Your task is to output the entries below word for word.

|---|

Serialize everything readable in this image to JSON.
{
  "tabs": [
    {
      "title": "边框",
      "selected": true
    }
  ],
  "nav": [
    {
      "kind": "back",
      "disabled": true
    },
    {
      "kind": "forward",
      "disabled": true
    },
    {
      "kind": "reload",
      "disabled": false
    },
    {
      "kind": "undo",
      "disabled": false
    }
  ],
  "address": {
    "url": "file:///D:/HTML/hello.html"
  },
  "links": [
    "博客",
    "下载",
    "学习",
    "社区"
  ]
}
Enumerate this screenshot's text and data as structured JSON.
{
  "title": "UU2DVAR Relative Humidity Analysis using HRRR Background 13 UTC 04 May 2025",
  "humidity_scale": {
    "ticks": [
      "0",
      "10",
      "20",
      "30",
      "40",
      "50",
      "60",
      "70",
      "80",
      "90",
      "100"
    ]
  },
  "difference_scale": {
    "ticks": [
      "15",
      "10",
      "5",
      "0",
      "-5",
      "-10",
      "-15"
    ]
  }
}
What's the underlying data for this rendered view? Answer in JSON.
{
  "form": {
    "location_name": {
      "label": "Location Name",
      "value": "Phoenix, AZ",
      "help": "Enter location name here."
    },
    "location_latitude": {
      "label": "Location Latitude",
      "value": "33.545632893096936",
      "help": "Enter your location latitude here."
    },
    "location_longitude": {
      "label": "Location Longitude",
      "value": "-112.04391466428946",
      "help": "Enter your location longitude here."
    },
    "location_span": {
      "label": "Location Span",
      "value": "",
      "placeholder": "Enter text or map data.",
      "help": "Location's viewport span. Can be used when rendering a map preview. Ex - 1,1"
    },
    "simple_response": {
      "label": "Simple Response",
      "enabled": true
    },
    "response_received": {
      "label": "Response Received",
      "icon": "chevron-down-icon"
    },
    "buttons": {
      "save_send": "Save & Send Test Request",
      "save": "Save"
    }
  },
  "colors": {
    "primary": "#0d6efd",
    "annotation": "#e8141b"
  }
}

|---|

:: FINISHED TASK ::
Serialize everything readable in this image to JSON.
{
  "tabs": [
    {
      "title": "边框",
      "selected": true
    }
  ],
  "nav": [
    {
      "kind": "back",
      "disabled": true
    },
    {
      "kind": "forward",
      "disabled": true
    },
    {
      "kind": "reload",
      "disabled": false
    },
    {
      "kind": "undo",
      "disabled": false
    }
  ],
  "address": {
    "url": "file:///D:/HTML/hello.html"
  },
  "links": [
    "博客",
    "下载",
    "学习",
    "社区"
  ]
}
Enumerate this screenshot's text and data as structured JSON.
{
  "title": "UU2DVAR Relative Humidity Analysis using HRRR Background 13 UTC 04 May 2025",
  "humidity_scale": {
    "ticks": [
      "0",
      "10",
      "20",
      "30",
      "40",
      "50",
      "60",
      "70",
      "80",
      "90",
      "100"
    ]
  },
  "difference_scale": {
    "ticks": [
      "15",
      "10",
      "5",
      "0",
      "-5",
      "-10",
      "-15"
    ]
  }
}
What's the underlying data for this rendered view? Answer in JSON.
{
  "form": {
    "location_name": {
      "label": "Location Name",
      "value": "Phoenix, AZ",
      "help": "Enter location name here."
    },
    "location_latitude": {
      "label": "Location Latitude",
      "value": "33.545632893096936",
      "help": "Enter your location latitude here."
    },
    "location_longitude": {
      "label": "Location Longitude",
      "value": "-112.04391466428946",
      "help": "Enter your location longitude here."
    },
    "location_span": {
      "label": "Location Span",
      "value": "",
      "placeholder": "Enter text or map data.",
      "help": "Location's viewport span. Can be used when rendering a map preview. Ex - 1,1"
    },
    "simple_response": {
      "label": "Simple Response",
      "enabled": true
    },
    "response_received": {
      "label": "Response Received",
      "icon": "chevron-down-icon"
    },
    "buttons": {
      "save_send": "Save & Send Test Request",
      "save": "Save"
    }
  },
  "colors": {
    "primary": "#0d6efd",
    "annotation": "#e8141b"
  }
}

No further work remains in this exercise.